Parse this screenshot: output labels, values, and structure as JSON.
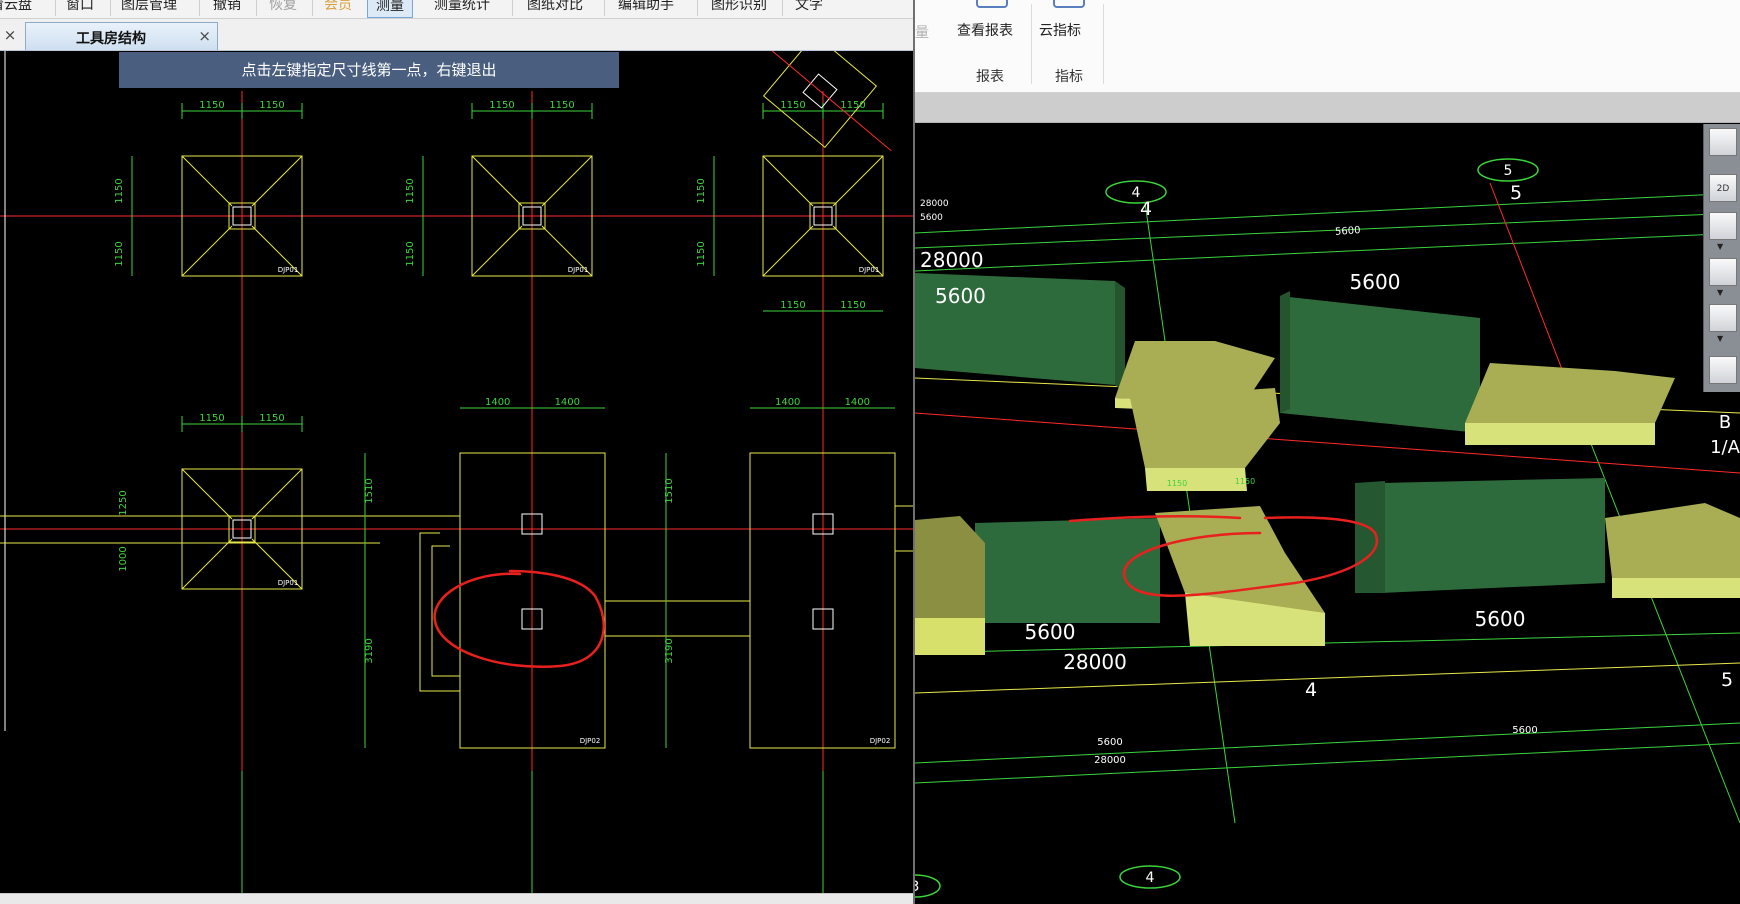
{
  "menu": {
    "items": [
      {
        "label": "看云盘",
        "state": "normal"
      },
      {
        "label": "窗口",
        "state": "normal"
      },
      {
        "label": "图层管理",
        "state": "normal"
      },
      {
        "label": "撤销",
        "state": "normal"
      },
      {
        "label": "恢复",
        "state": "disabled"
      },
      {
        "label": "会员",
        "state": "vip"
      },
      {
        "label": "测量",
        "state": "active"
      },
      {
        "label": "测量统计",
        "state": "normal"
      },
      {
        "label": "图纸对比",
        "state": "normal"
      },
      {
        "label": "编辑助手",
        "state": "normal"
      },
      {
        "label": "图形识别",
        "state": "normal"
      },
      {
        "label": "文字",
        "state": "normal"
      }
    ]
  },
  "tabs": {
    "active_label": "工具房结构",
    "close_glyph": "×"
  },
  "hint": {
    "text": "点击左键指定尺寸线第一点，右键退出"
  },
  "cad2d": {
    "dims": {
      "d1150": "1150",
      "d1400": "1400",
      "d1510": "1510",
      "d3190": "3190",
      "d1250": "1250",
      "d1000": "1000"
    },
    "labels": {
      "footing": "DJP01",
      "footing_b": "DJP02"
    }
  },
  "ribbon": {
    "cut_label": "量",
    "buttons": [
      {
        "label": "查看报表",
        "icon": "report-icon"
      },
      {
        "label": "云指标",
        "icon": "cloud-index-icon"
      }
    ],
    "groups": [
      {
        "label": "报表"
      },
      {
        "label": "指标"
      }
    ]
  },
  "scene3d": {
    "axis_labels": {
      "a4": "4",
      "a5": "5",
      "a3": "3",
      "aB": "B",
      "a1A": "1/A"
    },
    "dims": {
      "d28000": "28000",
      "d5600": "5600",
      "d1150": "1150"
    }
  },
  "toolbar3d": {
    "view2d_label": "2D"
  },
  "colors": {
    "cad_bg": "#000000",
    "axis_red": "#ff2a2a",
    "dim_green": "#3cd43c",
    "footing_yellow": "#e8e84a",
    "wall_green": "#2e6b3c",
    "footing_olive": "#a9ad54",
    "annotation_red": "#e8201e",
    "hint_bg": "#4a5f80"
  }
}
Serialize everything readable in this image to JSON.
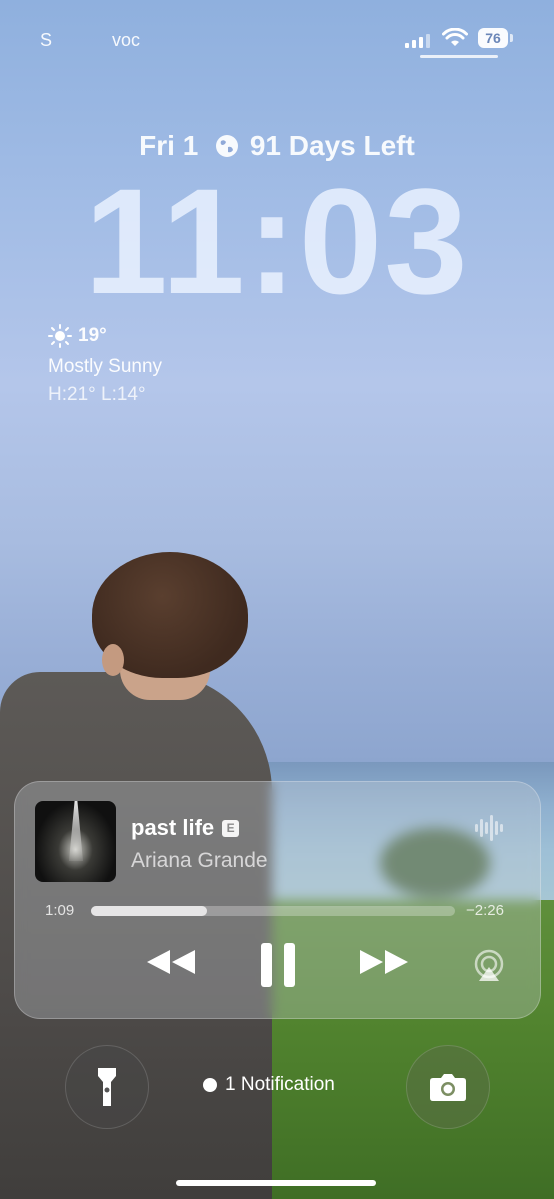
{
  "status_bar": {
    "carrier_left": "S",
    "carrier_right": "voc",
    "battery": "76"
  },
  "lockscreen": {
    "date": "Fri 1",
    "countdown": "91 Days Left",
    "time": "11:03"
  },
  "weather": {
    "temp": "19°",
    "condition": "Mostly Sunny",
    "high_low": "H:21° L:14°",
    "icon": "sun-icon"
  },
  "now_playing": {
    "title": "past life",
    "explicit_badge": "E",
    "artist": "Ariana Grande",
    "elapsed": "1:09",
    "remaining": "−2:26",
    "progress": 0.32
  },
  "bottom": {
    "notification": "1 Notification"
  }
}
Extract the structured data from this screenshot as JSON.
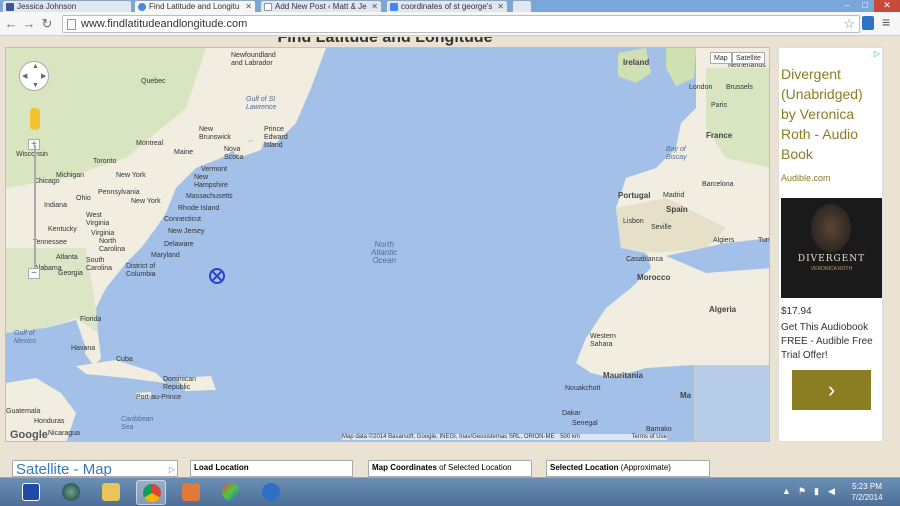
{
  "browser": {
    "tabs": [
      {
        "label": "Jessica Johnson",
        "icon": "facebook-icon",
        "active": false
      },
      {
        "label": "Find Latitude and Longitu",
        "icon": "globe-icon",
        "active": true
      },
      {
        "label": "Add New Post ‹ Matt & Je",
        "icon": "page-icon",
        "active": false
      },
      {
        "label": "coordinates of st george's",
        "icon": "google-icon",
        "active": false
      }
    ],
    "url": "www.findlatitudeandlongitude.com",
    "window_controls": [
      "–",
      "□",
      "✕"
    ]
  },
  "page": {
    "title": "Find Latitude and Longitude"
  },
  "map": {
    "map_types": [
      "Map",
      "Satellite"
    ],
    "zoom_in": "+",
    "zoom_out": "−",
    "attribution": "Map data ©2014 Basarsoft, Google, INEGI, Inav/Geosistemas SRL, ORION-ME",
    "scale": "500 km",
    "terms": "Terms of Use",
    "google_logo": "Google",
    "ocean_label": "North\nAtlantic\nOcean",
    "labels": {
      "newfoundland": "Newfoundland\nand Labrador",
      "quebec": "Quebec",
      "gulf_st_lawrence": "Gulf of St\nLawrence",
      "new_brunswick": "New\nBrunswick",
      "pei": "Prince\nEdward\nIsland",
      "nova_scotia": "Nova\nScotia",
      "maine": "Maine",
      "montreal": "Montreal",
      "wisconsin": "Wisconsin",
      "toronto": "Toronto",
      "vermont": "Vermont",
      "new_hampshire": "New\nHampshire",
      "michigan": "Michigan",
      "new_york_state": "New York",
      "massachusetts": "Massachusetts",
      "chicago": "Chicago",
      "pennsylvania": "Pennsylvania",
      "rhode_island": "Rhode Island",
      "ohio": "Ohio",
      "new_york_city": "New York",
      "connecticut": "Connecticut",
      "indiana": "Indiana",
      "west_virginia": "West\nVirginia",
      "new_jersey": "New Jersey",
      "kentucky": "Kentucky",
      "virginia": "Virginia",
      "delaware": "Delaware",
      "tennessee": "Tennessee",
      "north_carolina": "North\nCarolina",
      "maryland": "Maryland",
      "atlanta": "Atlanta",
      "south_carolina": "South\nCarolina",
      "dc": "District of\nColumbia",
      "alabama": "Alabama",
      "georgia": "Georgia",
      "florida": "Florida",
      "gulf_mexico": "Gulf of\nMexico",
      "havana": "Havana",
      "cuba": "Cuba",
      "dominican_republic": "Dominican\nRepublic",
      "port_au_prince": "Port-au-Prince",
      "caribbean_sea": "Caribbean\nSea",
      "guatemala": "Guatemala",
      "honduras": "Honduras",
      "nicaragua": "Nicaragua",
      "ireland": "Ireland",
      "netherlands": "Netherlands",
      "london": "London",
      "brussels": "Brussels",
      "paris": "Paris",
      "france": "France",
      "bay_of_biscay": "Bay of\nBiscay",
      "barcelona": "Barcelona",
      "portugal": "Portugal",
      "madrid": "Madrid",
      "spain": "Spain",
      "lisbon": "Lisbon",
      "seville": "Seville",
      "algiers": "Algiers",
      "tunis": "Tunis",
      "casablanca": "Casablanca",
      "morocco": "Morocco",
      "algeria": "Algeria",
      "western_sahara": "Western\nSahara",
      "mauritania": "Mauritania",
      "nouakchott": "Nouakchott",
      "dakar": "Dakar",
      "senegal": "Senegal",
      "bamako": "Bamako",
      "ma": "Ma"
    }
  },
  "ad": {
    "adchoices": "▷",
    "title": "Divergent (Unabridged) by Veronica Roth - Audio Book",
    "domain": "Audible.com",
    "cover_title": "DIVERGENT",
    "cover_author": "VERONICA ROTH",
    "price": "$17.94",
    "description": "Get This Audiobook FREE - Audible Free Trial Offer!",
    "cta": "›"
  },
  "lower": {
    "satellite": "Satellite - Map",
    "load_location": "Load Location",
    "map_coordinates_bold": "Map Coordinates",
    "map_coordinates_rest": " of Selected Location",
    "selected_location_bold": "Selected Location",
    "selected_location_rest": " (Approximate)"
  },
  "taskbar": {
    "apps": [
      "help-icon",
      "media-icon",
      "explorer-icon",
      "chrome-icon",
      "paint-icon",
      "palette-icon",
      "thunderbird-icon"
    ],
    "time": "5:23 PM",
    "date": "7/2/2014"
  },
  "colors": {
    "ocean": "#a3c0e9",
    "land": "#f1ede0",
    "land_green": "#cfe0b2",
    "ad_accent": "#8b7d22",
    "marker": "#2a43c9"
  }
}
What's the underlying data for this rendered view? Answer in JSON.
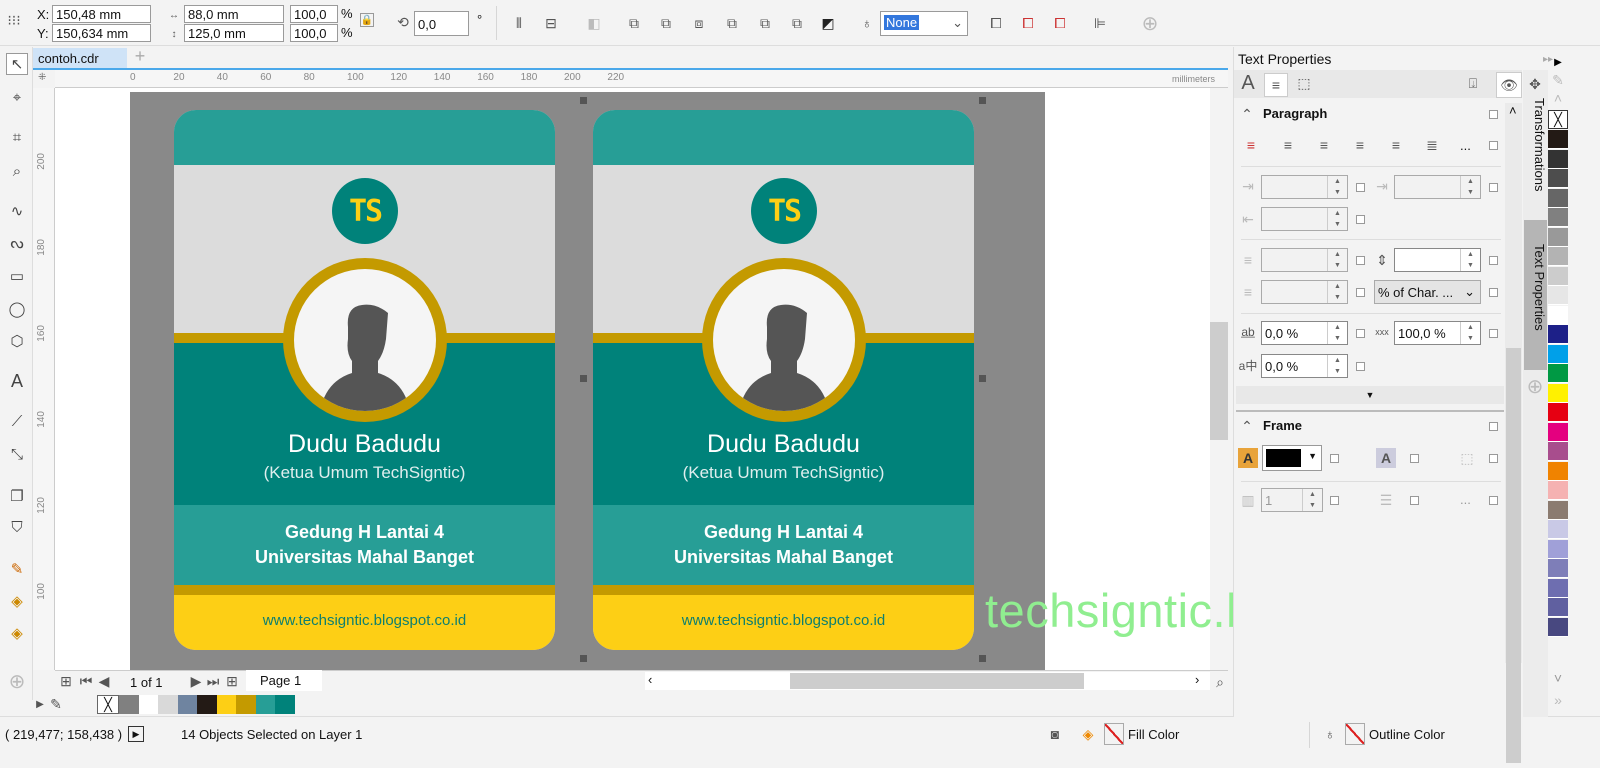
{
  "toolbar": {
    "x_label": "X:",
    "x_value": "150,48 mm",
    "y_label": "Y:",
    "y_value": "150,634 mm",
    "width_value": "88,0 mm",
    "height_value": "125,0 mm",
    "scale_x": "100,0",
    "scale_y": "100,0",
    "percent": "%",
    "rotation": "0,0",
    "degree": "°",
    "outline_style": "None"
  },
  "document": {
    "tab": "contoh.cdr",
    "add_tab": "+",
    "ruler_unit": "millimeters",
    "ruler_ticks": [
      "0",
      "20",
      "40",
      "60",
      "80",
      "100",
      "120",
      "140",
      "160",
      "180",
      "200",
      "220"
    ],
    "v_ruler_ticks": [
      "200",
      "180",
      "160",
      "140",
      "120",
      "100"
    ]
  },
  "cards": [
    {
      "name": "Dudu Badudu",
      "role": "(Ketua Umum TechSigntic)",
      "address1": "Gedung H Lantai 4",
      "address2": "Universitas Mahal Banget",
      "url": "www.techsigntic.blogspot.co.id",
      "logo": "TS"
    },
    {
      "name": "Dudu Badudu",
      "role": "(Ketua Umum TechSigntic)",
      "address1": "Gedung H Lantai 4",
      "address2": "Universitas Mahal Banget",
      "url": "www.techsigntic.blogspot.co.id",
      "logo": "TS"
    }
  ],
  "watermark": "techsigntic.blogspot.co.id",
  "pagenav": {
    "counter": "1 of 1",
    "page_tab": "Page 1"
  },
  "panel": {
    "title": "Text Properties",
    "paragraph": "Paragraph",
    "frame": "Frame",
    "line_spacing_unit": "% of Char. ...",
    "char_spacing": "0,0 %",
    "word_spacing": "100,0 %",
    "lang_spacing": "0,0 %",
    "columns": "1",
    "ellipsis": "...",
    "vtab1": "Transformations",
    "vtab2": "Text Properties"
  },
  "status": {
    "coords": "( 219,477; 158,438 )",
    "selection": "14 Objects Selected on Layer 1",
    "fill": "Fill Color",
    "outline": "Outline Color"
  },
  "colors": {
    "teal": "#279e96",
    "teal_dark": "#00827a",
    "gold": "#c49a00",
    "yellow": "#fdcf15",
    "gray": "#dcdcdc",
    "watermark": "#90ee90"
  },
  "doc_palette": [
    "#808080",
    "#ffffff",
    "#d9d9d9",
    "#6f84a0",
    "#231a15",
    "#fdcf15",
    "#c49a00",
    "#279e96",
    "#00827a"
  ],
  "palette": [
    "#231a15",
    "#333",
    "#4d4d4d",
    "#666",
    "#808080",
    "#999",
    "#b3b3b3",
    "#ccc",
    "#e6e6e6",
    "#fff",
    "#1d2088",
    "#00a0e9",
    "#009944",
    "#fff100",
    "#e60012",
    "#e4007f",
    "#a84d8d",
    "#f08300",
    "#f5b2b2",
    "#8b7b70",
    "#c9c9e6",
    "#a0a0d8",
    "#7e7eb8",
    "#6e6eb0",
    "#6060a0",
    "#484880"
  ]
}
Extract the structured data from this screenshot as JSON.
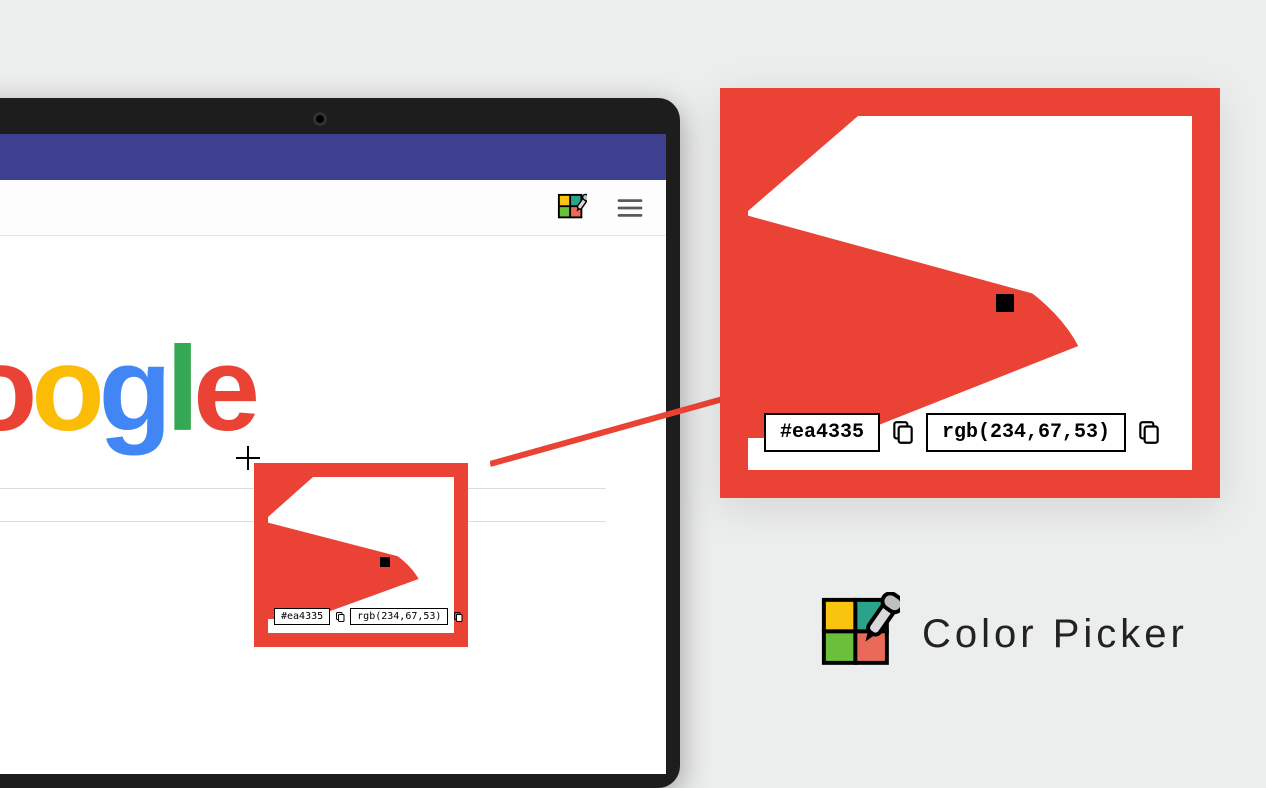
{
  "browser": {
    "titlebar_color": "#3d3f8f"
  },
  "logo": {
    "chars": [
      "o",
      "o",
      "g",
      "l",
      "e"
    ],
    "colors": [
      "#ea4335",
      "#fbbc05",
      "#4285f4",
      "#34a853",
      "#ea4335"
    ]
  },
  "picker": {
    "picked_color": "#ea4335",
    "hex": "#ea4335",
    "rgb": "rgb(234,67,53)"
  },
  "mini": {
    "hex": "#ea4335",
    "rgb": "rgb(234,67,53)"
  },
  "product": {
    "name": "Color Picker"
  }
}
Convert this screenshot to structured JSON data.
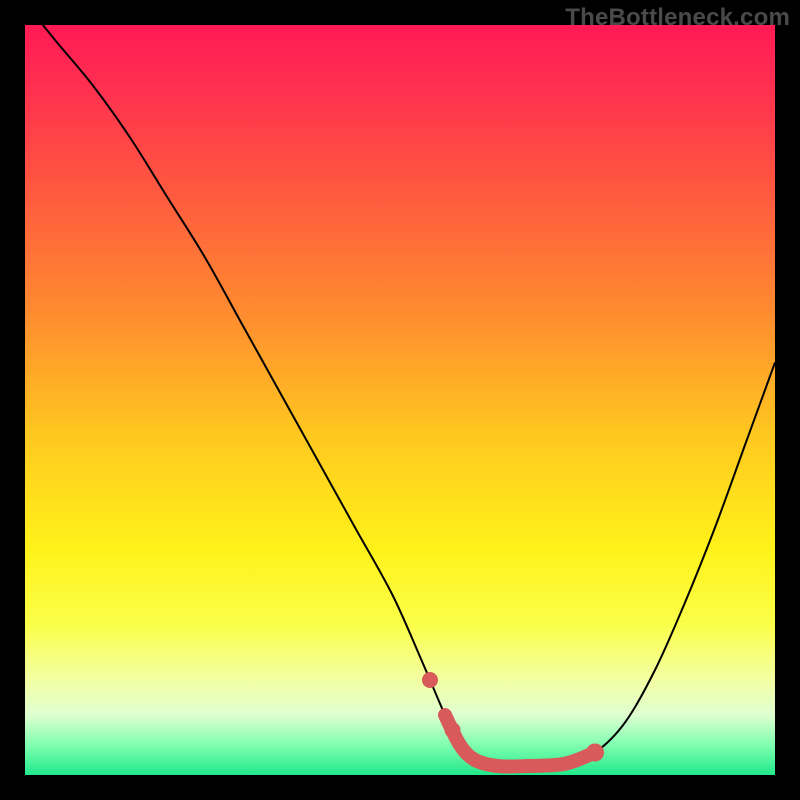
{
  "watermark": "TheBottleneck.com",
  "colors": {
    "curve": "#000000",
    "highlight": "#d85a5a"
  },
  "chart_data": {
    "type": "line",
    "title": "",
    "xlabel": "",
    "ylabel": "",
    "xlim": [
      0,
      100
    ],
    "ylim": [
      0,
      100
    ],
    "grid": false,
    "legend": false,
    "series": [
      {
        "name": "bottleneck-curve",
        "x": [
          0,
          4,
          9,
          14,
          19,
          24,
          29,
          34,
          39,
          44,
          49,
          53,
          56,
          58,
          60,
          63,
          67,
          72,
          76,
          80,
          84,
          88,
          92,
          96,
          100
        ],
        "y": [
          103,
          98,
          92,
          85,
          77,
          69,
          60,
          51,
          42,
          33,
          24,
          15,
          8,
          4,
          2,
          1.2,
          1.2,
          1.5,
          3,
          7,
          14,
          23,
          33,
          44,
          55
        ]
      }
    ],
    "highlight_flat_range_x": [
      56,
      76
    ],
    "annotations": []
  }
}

□ □ □ □

REQUIREMENTS – Identify and list each line with the word "curve".

WRITTEN ANSWER –
    "curve": "#000000",
        "name": "bottleneck-curve",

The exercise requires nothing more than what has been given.